+++ Records for processing
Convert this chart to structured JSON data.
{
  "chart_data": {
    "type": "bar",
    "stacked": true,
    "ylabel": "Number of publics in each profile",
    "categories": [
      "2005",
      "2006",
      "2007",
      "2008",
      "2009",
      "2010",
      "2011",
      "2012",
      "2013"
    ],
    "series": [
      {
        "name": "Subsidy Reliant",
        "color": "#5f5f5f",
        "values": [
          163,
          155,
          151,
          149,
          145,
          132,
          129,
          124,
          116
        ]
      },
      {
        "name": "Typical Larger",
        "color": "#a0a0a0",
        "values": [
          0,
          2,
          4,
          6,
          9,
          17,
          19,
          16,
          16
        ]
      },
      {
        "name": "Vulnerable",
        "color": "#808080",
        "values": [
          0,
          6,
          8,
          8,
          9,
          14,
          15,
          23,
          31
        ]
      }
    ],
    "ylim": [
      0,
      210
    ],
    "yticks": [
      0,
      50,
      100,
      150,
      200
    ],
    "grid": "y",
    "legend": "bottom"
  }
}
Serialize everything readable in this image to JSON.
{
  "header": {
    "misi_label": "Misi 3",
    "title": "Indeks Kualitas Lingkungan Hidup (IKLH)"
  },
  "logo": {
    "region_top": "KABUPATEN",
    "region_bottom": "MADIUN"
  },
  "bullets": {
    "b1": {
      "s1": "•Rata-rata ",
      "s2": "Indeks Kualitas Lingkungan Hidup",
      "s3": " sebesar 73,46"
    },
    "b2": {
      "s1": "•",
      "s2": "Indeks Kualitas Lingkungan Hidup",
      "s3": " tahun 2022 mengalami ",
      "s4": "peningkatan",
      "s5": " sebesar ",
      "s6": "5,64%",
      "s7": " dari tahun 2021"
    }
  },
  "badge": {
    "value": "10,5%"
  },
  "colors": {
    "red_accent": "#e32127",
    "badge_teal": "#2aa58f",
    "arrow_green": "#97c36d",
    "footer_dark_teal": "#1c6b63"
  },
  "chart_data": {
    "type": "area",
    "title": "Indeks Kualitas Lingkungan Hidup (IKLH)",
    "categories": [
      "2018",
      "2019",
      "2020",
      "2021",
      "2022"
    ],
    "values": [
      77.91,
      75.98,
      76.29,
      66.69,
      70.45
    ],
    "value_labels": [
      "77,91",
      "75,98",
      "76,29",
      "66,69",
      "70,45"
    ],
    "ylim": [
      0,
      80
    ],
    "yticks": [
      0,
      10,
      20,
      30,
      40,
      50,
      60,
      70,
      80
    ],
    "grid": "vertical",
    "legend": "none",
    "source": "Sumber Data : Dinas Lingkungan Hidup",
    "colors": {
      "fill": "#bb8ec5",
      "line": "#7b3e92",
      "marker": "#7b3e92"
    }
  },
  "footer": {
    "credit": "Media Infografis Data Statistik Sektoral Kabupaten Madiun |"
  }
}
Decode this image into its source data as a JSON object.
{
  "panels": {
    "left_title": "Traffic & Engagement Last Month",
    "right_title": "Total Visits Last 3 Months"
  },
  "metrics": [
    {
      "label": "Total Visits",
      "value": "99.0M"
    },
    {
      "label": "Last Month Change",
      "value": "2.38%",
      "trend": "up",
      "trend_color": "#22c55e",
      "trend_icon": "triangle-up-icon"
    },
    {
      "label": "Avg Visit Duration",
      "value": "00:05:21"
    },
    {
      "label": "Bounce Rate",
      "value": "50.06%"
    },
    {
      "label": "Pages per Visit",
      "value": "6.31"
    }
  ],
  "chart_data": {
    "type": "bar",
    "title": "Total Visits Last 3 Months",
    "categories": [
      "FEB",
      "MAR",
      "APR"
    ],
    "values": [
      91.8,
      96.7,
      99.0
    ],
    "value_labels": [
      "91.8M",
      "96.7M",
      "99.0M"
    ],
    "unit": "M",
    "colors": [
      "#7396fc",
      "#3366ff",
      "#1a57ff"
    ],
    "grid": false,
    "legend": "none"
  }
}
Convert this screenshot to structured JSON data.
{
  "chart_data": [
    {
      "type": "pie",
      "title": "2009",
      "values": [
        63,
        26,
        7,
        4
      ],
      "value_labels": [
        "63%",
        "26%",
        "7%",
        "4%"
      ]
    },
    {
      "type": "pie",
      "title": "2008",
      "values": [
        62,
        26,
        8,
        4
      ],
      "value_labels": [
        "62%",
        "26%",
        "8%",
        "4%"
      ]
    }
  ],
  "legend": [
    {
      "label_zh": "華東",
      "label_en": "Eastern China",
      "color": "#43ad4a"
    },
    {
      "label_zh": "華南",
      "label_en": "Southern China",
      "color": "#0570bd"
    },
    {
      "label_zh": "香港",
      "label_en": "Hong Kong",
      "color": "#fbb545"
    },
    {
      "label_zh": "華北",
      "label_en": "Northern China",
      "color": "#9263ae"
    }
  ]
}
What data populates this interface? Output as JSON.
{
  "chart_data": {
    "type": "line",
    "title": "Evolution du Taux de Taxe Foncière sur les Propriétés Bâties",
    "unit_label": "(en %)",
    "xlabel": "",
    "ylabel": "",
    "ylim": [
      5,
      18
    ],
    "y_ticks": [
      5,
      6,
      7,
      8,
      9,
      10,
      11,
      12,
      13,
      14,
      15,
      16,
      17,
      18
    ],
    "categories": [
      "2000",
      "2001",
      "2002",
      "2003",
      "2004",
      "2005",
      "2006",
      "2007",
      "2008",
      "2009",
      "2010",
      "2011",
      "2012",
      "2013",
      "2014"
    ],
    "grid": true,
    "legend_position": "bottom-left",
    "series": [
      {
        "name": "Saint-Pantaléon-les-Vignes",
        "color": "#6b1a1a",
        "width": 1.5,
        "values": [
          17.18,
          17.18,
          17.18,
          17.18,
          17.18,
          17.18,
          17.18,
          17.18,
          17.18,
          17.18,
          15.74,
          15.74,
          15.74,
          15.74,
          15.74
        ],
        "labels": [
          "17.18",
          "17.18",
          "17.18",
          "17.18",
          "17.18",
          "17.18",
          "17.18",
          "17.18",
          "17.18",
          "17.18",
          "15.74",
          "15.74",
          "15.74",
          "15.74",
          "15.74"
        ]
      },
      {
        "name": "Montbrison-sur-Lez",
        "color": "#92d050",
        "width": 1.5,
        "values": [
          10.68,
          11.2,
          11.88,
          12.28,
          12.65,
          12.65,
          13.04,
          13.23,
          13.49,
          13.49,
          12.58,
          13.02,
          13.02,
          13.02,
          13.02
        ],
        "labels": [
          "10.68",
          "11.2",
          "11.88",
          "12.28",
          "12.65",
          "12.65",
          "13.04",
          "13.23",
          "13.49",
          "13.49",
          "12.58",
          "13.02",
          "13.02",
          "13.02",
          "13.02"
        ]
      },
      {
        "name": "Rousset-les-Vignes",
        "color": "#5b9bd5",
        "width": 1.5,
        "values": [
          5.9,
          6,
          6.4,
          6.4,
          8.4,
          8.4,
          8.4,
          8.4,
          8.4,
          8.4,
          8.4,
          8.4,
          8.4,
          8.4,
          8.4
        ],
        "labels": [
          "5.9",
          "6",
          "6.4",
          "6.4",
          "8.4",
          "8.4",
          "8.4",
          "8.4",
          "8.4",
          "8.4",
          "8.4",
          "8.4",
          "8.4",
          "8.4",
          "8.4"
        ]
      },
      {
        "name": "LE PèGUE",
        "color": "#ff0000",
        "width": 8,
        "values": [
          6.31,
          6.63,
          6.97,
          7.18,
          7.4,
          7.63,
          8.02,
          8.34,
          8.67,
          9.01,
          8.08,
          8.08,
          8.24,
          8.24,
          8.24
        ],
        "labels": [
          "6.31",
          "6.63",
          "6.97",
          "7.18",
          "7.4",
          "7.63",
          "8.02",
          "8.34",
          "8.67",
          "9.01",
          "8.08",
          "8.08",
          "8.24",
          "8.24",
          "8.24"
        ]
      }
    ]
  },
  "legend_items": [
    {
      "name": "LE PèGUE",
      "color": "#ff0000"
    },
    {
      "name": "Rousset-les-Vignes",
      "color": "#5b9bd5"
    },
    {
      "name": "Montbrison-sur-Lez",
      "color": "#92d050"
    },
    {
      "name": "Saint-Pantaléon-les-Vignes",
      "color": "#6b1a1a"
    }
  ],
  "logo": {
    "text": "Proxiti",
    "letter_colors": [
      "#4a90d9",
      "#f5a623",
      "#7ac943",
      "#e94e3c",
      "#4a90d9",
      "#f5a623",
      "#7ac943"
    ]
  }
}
++++++
* [Short exercise] Find the string "Rousset" in the entries above and return each line that holds it.

* [Solution to this task]
        "name": "Rousset-les-Vignes",
      "name": "Rousset-les-Vignes",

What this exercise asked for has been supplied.